• [INSTRUCTIONS FOR THE TASK]: From the entries that follow, pick out all lines holding "icon".

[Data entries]

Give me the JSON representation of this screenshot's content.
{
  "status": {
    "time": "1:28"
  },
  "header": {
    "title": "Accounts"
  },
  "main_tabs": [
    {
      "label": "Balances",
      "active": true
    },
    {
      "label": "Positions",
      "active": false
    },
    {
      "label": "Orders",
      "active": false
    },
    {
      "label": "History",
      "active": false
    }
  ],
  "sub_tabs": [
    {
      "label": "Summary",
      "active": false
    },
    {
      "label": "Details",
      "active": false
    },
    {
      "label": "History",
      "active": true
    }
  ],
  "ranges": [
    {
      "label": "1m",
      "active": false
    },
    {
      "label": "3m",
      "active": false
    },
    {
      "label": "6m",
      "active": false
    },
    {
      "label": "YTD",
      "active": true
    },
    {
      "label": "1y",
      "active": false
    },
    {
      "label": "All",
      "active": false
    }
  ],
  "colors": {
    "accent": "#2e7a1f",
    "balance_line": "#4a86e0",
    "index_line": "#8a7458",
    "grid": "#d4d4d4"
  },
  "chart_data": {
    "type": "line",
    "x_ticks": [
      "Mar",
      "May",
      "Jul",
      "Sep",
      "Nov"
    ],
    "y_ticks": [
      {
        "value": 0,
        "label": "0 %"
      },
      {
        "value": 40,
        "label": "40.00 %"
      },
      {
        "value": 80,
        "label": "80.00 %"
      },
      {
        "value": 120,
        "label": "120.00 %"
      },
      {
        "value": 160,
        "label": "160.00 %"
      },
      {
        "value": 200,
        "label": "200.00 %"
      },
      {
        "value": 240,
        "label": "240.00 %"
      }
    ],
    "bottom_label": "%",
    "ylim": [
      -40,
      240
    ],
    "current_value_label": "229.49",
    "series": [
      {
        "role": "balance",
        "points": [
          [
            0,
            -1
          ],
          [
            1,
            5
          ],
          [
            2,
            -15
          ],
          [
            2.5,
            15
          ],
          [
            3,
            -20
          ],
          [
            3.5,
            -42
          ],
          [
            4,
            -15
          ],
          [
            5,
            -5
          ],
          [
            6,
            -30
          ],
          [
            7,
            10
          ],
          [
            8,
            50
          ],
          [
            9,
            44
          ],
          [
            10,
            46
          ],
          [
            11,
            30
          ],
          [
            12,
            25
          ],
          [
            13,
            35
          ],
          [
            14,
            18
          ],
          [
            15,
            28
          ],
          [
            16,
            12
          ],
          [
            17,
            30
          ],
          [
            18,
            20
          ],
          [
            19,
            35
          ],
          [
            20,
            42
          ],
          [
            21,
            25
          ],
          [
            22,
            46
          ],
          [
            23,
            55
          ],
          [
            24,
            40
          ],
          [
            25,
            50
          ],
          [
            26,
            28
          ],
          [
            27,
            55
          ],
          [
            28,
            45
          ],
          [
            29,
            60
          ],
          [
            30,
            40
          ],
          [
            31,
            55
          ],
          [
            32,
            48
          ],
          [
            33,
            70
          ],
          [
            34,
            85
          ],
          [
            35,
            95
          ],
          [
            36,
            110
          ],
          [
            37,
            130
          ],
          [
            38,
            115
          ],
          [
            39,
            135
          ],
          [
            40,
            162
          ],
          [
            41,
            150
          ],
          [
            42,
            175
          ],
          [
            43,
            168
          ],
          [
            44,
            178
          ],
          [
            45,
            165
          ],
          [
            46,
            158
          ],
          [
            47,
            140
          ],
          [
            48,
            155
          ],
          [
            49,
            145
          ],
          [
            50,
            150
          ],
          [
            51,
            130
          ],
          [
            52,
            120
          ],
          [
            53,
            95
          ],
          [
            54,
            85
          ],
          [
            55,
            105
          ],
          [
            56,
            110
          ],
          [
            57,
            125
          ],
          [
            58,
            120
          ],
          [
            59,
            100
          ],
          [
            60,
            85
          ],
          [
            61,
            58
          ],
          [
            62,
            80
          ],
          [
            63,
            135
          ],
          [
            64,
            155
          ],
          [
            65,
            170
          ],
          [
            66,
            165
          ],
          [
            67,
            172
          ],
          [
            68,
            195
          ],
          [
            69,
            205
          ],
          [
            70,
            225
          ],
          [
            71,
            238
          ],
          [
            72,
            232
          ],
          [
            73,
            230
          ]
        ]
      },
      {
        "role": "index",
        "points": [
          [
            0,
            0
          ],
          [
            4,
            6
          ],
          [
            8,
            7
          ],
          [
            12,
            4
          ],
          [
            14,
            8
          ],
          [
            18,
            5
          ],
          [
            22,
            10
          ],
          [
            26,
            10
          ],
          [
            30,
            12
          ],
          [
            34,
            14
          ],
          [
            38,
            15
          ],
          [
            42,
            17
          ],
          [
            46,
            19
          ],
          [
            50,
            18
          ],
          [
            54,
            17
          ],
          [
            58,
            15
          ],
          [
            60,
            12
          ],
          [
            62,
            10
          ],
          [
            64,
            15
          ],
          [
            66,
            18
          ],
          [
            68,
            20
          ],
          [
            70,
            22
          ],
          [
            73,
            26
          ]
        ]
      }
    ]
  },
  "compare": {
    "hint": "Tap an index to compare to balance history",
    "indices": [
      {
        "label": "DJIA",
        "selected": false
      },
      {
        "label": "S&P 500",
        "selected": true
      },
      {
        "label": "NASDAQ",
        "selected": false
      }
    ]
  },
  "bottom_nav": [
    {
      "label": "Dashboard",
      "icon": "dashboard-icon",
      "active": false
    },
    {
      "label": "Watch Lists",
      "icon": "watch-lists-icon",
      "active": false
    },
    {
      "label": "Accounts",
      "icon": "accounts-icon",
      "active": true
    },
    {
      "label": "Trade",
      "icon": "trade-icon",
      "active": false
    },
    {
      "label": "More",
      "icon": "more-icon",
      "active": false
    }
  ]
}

• [EXERCISE RESPONSE]:
      "icon": "dashboard-icon",
      "icon": "watch-lists-icon",
      "icon": "accounts-icon",
      "icon": "trade-icon",
      "icon": "more-icon",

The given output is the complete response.